| Your objective |
Print the listing that follows, character for character.

Data excerpts
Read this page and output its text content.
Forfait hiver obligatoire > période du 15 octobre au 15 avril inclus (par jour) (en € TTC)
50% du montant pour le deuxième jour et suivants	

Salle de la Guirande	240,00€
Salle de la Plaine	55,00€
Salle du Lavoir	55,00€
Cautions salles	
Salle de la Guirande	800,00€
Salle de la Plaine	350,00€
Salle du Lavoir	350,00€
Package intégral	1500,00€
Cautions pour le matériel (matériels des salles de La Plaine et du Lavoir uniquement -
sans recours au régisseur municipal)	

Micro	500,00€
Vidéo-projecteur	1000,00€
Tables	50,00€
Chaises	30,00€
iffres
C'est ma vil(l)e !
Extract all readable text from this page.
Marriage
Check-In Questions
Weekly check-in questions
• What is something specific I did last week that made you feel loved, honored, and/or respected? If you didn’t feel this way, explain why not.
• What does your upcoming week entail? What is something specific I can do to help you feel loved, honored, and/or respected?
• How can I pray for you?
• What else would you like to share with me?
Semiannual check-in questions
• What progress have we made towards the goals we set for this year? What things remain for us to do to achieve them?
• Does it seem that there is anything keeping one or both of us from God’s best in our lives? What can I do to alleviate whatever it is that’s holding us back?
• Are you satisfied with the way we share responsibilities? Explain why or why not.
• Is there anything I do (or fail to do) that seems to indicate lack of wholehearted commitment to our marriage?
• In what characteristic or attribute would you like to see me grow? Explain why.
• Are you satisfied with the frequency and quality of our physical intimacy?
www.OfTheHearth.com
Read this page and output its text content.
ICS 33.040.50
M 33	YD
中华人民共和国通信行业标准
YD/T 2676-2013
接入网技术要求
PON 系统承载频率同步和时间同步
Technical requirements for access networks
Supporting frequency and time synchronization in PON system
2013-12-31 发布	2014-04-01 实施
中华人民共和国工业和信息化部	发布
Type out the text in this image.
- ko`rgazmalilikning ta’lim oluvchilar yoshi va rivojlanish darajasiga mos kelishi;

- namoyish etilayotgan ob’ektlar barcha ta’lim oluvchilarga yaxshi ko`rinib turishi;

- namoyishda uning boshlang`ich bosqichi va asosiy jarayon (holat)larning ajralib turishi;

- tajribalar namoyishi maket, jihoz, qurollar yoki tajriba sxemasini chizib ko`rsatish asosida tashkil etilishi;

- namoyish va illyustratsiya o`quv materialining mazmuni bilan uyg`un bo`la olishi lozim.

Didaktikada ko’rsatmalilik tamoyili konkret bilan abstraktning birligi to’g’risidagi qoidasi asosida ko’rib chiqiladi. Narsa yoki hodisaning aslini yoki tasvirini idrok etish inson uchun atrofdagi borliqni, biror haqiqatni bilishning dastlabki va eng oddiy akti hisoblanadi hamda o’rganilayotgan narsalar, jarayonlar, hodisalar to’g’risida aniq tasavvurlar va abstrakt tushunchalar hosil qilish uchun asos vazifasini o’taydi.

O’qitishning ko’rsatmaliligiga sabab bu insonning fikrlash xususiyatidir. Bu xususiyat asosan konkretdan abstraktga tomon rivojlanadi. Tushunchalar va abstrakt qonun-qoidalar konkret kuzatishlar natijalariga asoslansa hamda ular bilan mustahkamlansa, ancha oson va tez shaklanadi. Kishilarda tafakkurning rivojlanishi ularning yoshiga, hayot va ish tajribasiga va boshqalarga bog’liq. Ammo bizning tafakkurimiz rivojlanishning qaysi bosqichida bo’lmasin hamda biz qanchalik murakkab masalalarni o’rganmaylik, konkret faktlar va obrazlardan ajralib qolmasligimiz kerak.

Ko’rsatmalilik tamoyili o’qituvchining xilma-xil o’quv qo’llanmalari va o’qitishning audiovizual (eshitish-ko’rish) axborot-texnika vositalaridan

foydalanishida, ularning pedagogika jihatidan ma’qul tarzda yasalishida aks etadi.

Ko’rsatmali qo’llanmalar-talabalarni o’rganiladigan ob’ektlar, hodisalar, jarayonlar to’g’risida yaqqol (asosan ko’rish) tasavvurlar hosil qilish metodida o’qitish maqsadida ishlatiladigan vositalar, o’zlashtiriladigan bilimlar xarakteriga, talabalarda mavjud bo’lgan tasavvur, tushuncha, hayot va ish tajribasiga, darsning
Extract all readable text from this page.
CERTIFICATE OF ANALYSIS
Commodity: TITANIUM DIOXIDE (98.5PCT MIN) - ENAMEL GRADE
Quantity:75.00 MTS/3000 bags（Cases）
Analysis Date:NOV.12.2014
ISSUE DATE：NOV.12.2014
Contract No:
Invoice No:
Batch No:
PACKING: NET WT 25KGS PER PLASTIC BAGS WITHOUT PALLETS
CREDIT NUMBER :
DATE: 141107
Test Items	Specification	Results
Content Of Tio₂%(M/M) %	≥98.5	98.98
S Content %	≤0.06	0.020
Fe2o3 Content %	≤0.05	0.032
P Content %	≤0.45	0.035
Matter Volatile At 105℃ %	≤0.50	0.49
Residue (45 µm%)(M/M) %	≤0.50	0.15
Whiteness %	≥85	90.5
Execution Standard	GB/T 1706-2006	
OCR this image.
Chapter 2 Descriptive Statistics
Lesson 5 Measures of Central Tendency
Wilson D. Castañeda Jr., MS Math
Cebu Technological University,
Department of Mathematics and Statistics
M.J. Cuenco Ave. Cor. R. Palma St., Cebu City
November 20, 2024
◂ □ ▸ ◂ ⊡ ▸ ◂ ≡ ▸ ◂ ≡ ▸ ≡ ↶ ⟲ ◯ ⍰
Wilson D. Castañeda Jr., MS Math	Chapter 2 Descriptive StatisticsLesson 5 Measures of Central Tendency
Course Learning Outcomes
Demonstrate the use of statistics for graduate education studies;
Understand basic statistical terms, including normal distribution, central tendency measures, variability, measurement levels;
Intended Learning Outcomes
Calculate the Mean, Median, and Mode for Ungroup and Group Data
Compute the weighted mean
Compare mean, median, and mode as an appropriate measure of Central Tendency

| Final result |
Read this page and output its text content.
Forfait hiver obligatoire > période du 15 octobre au 15 avril inclus (par jour) (en € TTC)
50% du montant pour le deuxième jour et suivants	

Salle de la Guirande	240,00€
Salle de la Plaine	55,00€
Salle du Lavoir	55,00€
Cautions salles	
Salle de la Guirande	800,00€
Salle de la Plaine	350,00€
Salle du Lavoir	350,00€
Package intégral	1500,00€
Cautions pour le matériel (matériels des salles de La Plaine et du Lavoir uniquement -
sans recours au régisseur municipal)	

Micro	500,00€
Vidéo-projecteur	1000,00€
Tables	50,00€
Chaises	30,00€
iffres
C'est ma vil(l)e !
Extract all readable text from this page.
Marriage
Check-In Questions
Weekly check-in questions
• What is something specific I did last week that made you feel loved, honored, and/or respected? If you didn’t feel this way, explain why not.
• What does your upcoming week entail? What is something specific I can do to help you feel loved, honored, and/or respected?
• How can I pray for you?
• What else would you like to share with me?
Semiannual check-in questions
• What progress have we made towards the goals we set for this year? What things remain for us to do to achieve them?
• Does it seem that there is anything keeping one or both of us from God’s best in our lives? What can I do to alleviate whatever it is that’s holding us back?
• Are you satisfied with the way we share responsibilities? Explain why or why not.
• Is there anything I do (or fail to do) that seems to indicate lack of wholehearted commitment to our marriage?
• In what characteristic or attribute would you like to see me grow? Explain why.
• Are you satisfied with the frequency and quality of our physical intimacy?
www.OfTheHearth.com
Read this page and output its text content.
ICS 33.040.50
M 33	YD
中华人民共和国通信行业标准
YD/T 2676-2013
接入网技术要求
PON 系统承载频率同步和时间同步
Technical requirements for access networks
Supporting frequency and time synchronization in PON system
2013-12-31 发布	2014-04-01 实施
中华人民共和国工业和信息化部	发布
Type out the text in this image.
- ko`rgazmalilikning ta’lim oluvchilar yoshi va rivojlanish darajasiga mos kelishi;

- namoyish etilayotgan ob’ektlar barcha ta’lim oluvchilarga yaxshi ko`rinib turishi;

- namoyishda uning boshlang`ich bosqichi va asosiy jarayon (holat)larning ajralib turishi;

- tajribalar namoyishi maket, jihoz, qurollar yoki tajriba sxemasini chizib ko`rsatish asosida tashkil etilishi;

- namoyish va illyustratsiya o`quv materialining mazmuni bilan uyg`un bo`la olishi lozim.

Didaktikada ko’rsatmalilik tamoyili konkret bilan abstraktning birligi to’g’risidagi qoidasi asosida ko’rib chiqiladi. Narsa yoki hodisaning aslini yoki tasvirini idrok etish inson uchun atrofdagi borliqni, biror haqiqatni bilishning dastlabki va eng oddiy akti hisoblanadi hamda o’rganilayotgan narsalar, jarayonlar, hodisalar to’g’risida aniq tasavvurlar va abstrakt tushunchalar hosil qilish uchun asos vazifasini o’taydi.

O’qitishning ko’rsatmaliligiga sabab bu insonning fikrlash xususiyatidir. Bu xususiyat asosan konkretdan abstraktga tomon rivojlanadi. Tushunchalar va abstrakt qonun-qoidalar konkret kuzatishlar natijalariga asoslansa hamda ular bilan mustahkamlansa, ancha oson va tez shaklanadi. Kishilarda tafakkurning rivojlanishi ularning yoshiga, hayot va ish tajribasiga va boshqalarga bog’liq. Ammo bizning tafakkurimiz rivojlanishning qaysi bosqichida bo’lmasin hamda biz qanchalik murakkab masalalarni o’rganmaylik, konkret faktlar va obrazlardan ajralib qolmasligimiz kerak.

Ko’rsatmalilik tamoyili o’qituvchining xilma-xil o’quv qo’llanmalari va o’qitishning audiovizual (eshitish-ko’rish) axborot-texnika vositalaridan

foydalanishida, ularning pedagogika jihatidan ma’qul tarzda yasalishida aks etadi.

Ko’rsatmali qo’llanmalar-talabalarni o’rganiladigan ob’ektlar, hodisalar, jarayonlar to’g’risida yaqqol (asosan ko’rish) tasavvurlar hosil qilish metodida o’qitish maqsadida ishlatiladigan vositalar, o’zlashtiriladigan bilimlar xarakteriga, talabalarda mavjud bo’lgan tasavvur, tushuncha, hayot va ish tajribasiga, darsning
Extract all readable text from this page.
CERTIFICATE OF ANALYSIS
Commodity: TITANIUM DIOXIDE (98.5PCT MIN) - ENAMEL GRADE
Quantity:75.00 MTS/3000 bags（Cases）
Analysis Date:NOV.12.2014
ISSUE DATE：NOV.12.2014
Contract No:
Invoice No:
Batch No:
PACKING: NET WT 25KGS PER PLASTIC BAGS WITHOUT PALLETS
CREDIT NUMBER :
DATE: 141107
Test Items	Specification	Results
Content Of Tio₂%(M/M) %	≥98.5	98.98
S Content %	≤0.06	0.020
Fe2o3 Content %	≤0.05	0.032
P Content %	≤0.45	0.035
Matter Volatile At 105℃ %	≤0.50	0.49
Residue (45 µm%)(M/M) %	≤0.50	0.15
Whiteness %	≥85	90.5
Execution Standard	GB/T 1706-2006	
OCR this image.
Chapter 2 Descriptive Statistics
Lesson 5 Measures of Central Tendency
Wilson D. Castañeda Jr., MS Math
Cebu Technological University,
Department of Mathematics and Statistics
M.J. Cuenco Ave. Cor. R. Palma St., Cebu City
November 20, 2024
◂ □ ▸ ◂ ⊡ ▸ ◂ ≡ ▸ ◂ ≡ ▸ ≡ ↶ ⟲ ◯ ⍰
Wilson D. Castañeda Jr., MS Math	Chapter 2 Descriptive StatisticsLesson 5 Measures of Central Tendency
Course Learning Outcomes
Demonstrate the use of statistics for graduate education studies;
Understand basic statistical terms, including normal distribution, central tendency measures, variability, measurement levels;
Intended Learning Outcomes
Calculate the Mean, Median, and Mode for Ungroup and Group Data
Compute the weighted mean
Compare mean, median, and mode as an appropriate measure of Central Tendency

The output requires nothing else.